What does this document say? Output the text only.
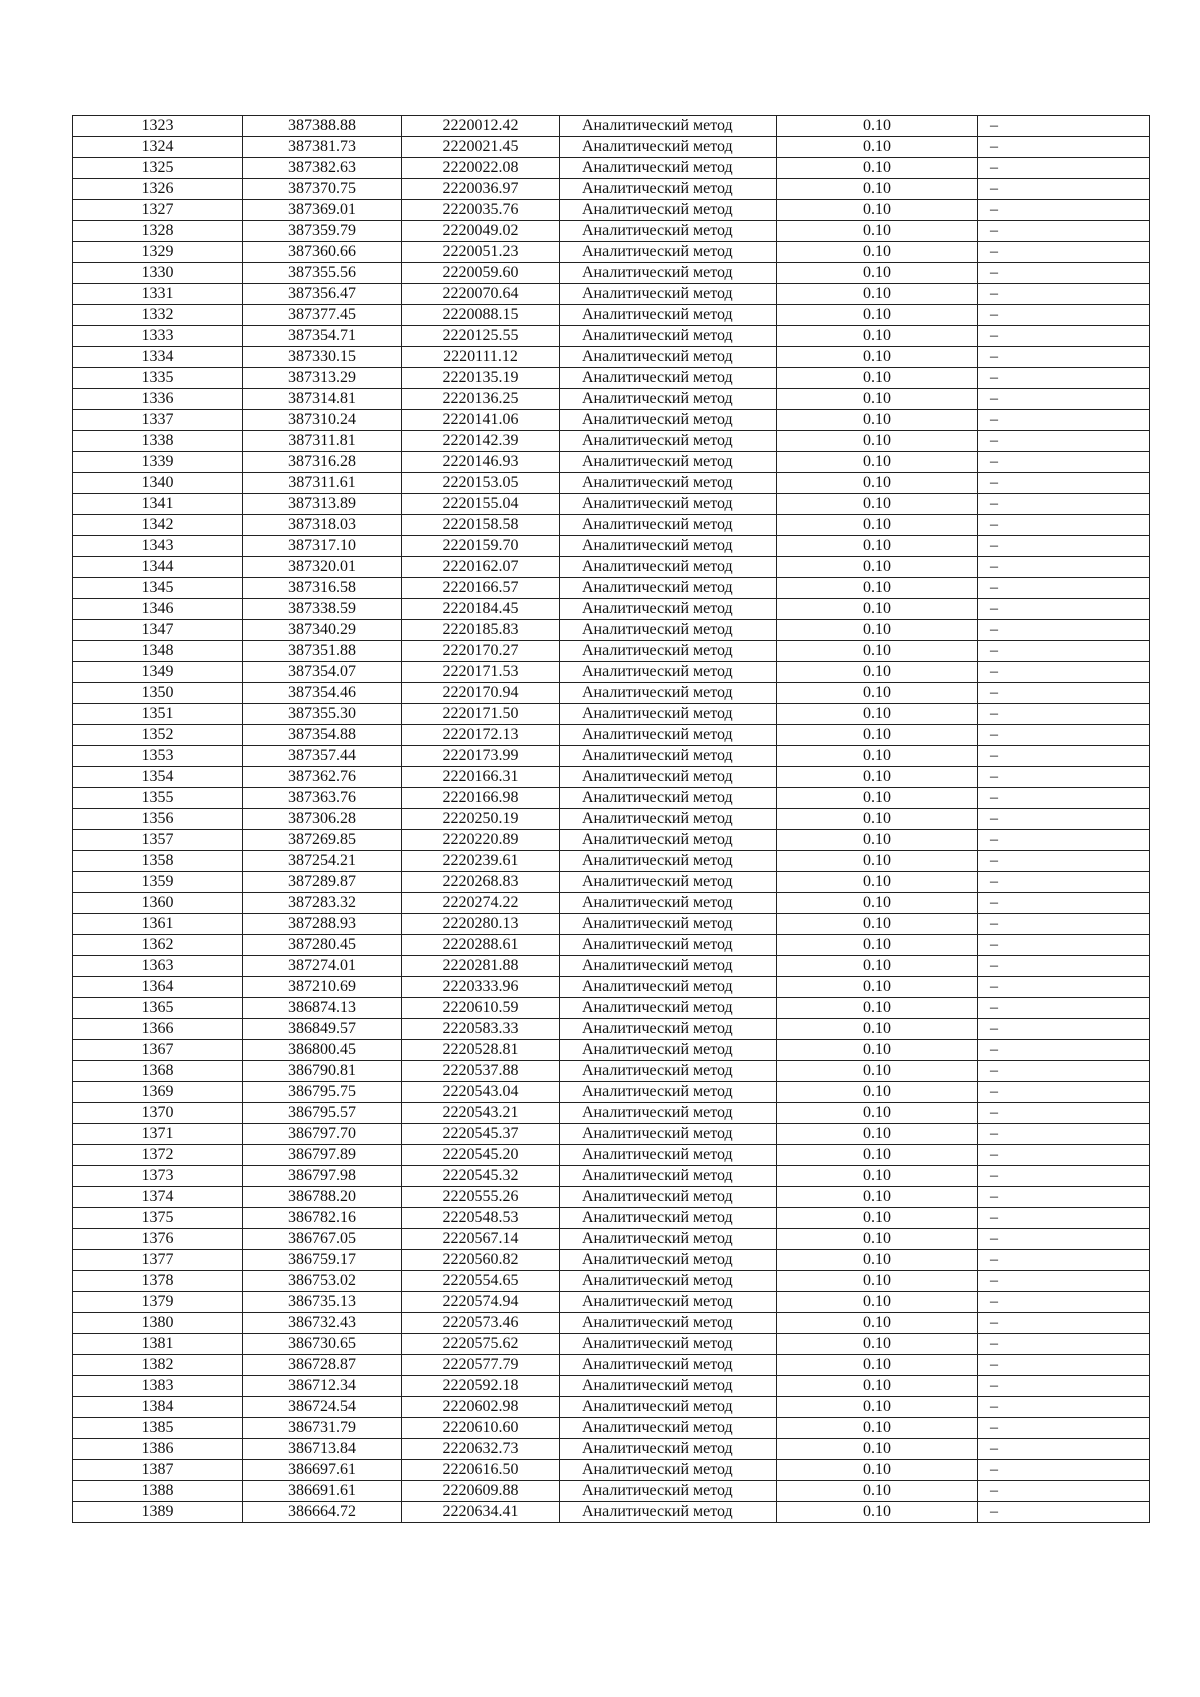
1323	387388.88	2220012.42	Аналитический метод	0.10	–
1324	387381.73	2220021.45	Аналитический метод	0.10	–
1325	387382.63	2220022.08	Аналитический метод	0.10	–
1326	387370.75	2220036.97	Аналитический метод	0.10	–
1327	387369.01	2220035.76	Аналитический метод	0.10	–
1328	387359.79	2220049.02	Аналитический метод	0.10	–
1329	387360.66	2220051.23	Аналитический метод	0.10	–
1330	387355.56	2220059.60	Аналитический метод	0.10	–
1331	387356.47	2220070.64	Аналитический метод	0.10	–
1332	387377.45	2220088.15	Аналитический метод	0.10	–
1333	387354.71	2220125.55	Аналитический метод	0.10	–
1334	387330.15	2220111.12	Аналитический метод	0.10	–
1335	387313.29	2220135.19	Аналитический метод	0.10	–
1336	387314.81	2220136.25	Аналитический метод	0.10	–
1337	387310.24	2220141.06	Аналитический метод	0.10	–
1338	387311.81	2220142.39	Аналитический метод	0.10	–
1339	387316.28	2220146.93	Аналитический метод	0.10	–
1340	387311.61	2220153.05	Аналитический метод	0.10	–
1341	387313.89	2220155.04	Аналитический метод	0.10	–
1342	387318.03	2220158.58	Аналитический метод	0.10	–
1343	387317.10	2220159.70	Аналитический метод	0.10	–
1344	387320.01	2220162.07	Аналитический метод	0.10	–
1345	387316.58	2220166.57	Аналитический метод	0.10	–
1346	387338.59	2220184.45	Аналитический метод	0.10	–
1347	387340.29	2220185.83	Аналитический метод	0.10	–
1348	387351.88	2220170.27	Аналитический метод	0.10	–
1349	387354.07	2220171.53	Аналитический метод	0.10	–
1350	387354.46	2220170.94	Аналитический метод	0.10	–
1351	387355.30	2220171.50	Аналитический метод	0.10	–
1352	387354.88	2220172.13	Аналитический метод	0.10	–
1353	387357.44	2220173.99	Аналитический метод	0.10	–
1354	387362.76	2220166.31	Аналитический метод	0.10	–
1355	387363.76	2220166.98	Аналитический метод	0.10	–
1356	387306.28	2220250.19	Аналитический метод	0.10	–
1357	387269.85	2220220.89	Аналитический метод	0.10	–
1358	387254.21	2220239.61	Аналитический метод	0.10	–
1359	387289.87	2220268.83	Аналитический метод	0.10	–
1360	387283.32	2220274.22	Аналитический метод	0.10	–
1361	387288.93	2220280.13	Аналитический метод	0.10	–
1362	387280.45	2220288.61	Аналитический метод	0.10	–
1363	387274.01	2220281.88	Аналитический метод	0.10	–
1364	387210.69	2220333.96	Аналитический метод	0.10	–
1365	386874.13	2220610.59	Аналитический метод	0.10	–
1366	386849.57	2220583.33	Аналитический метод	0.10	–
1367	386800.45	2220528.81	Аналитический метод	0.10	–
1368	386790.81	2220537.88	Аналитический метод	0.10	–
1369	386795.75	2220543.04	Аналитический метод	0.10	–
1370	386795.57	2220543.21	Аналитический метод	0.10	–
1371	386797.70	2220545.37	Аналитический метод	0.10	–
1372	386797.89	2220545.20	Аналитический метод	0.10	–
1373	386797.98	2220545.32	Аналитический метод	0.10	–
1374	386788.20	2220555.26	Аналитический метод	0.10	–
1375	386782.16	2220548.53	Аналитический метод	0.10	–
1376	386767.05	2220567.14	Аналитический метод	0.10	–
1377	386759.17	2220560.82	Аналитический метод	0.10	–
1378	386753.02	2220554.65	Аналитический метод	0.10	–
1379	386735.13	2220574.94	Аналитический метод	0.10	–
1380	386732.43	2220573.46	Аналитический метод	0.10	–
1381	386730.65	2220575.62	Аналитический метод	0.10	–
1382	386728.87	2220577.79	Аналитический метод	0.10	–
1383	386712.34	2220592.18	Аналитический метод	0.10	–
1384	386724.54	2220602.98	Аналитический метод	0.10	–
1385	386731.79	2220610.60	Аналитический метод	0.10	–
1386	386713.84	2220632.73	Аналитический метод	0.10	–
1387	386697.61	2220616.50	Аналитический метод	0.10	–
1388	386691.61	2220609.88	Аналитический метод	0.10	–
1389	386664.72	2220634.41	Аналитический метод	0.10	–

● ● ● ● ● ● ●

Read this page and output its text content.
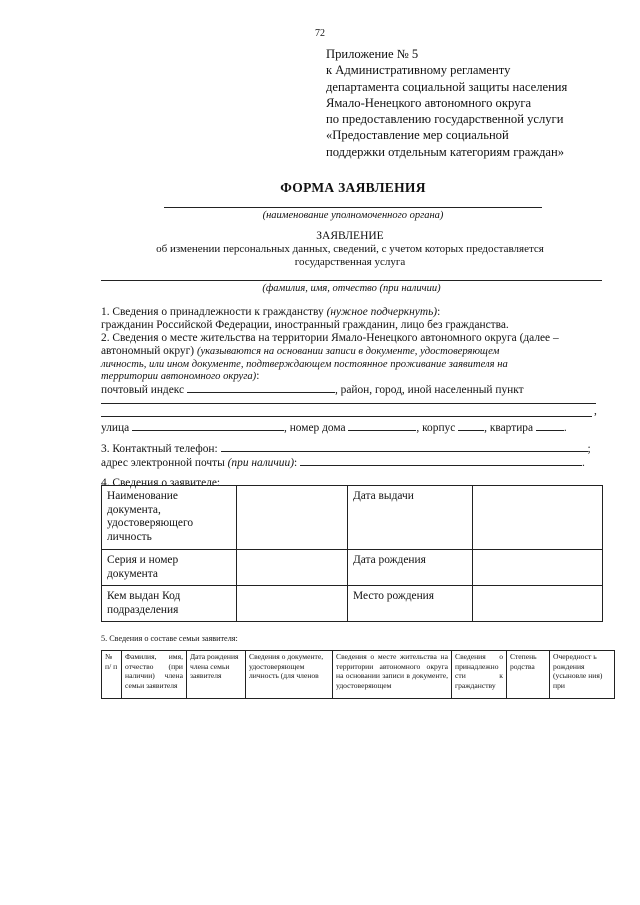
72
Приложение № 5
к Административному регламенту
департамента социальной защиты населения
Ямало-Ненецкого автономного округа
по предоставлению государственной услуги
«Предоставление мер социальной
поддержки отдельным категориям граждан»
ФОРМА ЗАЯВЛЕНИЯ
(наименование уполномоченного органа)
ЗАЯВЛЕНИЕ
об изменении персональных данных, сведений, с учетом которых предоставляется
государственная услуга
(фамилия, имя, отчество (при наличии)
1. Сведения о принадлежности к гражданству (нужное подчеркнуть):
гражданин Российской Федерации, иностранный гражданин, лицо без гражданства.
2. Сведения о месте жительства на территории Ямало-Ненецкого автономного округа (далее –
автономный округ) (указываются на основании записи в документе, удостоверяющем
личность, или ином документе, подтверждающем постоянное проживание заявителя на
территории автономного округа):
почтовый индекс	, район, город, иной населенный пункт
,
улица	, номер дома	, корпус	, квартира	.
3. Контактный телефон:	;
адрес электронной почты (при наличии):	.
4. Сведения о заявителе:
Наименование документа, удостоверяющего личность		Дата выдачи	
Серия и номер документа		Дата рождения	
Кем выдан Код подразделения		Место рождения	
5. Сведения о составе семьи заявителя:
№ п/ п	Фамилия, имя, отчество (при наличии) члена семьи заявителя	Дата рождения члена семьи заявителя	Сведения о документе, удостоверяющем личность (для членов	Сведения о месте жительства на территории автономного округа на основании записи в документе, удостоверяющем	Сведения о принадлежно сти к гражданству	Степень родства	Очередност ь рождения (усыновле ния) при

● ● ● ● ● ● ●

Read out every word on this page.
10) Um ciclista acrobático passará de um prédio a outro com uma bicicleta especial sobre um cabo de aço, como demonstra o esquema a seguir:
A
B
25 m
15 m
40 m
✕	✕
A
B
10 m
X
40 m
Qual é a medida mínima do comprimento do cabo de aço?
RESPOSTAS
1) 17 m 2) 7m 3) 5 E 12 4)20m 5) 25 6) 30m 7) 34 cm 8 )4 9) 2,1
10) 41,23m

● ● ● ● ● ● ●

Task »
From the entries above, copy every line where the word "номер" shows up.

Expected output »
улица	, номер дома	, корпус	, квартира	.
Серия и номер документа		Дата рождения	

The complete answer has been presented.